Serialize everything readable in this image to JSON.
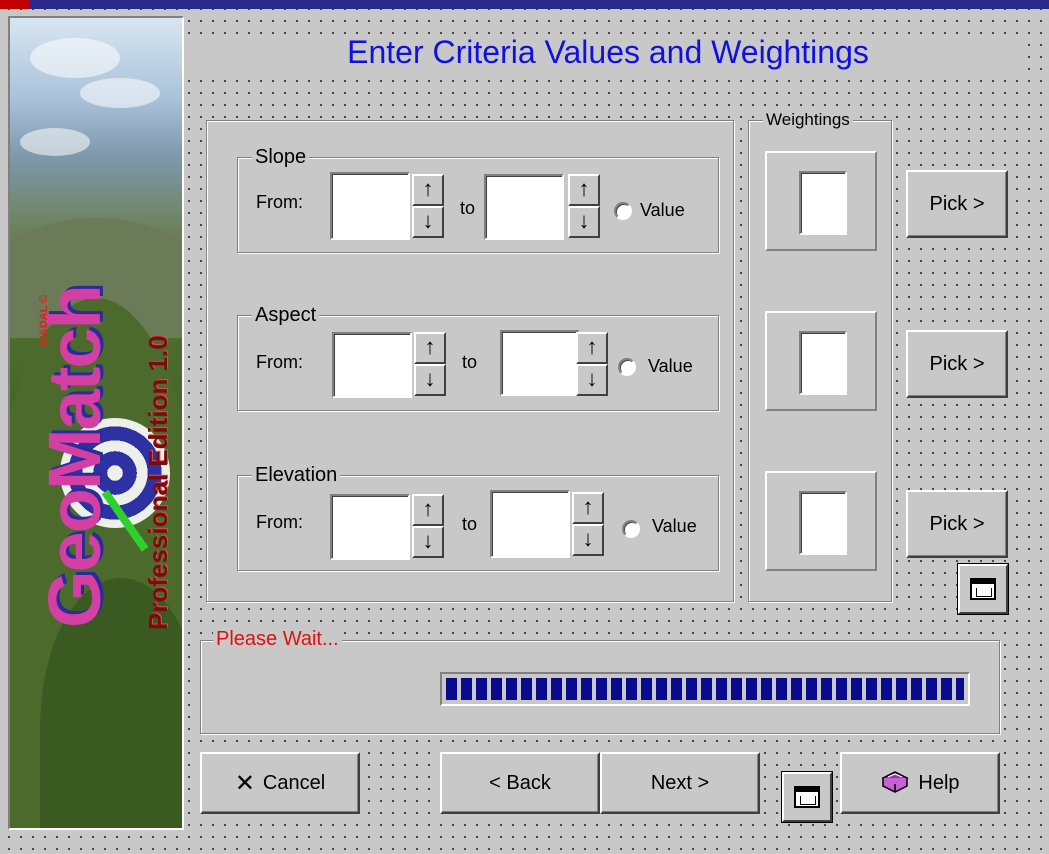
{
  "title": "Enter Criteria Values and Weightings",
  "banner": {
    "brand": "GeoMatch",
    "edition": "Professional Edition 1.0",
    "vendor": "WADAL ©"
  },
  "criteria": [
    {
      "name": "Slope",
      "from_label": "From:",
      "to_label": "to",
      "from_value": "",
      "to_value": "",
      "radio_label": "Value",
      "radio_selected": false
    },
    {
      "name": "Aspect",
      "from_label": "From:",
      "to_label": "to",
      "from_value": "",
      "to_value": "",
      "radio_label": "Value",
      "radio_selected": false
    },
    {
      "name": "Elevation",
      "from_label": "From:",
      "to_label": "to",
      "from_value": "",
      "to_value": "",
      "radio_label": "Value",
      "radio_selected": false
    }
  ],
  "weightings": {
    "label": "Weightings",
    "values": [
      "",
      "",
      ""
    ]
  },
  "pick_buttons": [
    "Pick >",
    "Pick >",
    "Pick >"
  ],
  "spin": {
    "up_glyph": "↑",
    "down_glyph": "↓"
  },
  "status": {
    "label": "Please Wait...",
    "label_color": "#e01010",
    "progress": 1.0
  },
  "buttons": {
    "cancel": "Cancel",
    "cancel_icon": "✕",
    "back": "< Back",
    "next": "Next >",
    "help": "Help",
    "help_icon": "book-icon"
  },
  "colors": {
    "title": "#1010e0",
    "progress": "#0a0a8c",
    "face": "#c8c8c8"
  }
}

# # # # #

> GOAL:
Return to the listing above and set it down exactly, leaving out its pictures.

> TASK RESULT:
Serialize everything readable in this image to JSON.
{
  "title": "Enter Criteria Values and Weightings",
  "banner": {
    "brand": "GeoMatch",
    "edition": "Professional Edition 1.0",
    "vendor": "WADAL ©"
  },
  "criteria": [
    {
      "name": "Slope",
      "from_label": "From:",
      "to_label": "to",
      "from_value": "",
      "to_value": "",
      "radio_label": "Value",
      "radio_selected": false
    },
    {
      "name": "Aspect",
      "from_label": "From:",
      "to_label": "to",
      "from_value": "",
      "to_value": "",
      "radio_label": "Value",
      "radio_selected": false
    },
    {
      "name": "Elevation",
      "from_label": "From:",
      "to_label": "to",
      "from_value": "",
      "to_value": "",
      "radio_label": "Value",
      "radio_selected": false
    }
  ],
  "weightings": {
    "label": "Weightings",
    "values": [
      "",
      "",
      ""
    ]
  },
  "pick_buttons": [
    "Pick >",
    "Pick >",
    "Pick >"
  ],
  "spin": {
    "up_glyph": "↑",
    "down_glyph": "↓"
  },
  "status": {
    "label": "Please Wait...",
    "label_color": "#e01010",
    "progress": 1.0
  },
  "buttons": {
    "cancel": "Cancel",
    "cancel_icon": "✕",
    "back": "< Back",
    "next": "Next >",
    "help": "Help",
    "help_icon": "book-icon"
  },
  "colors": {
    "title": "#1010e0",
    "progress": "#0a0a8c",
    "face": "#c8c8c8"
  }
}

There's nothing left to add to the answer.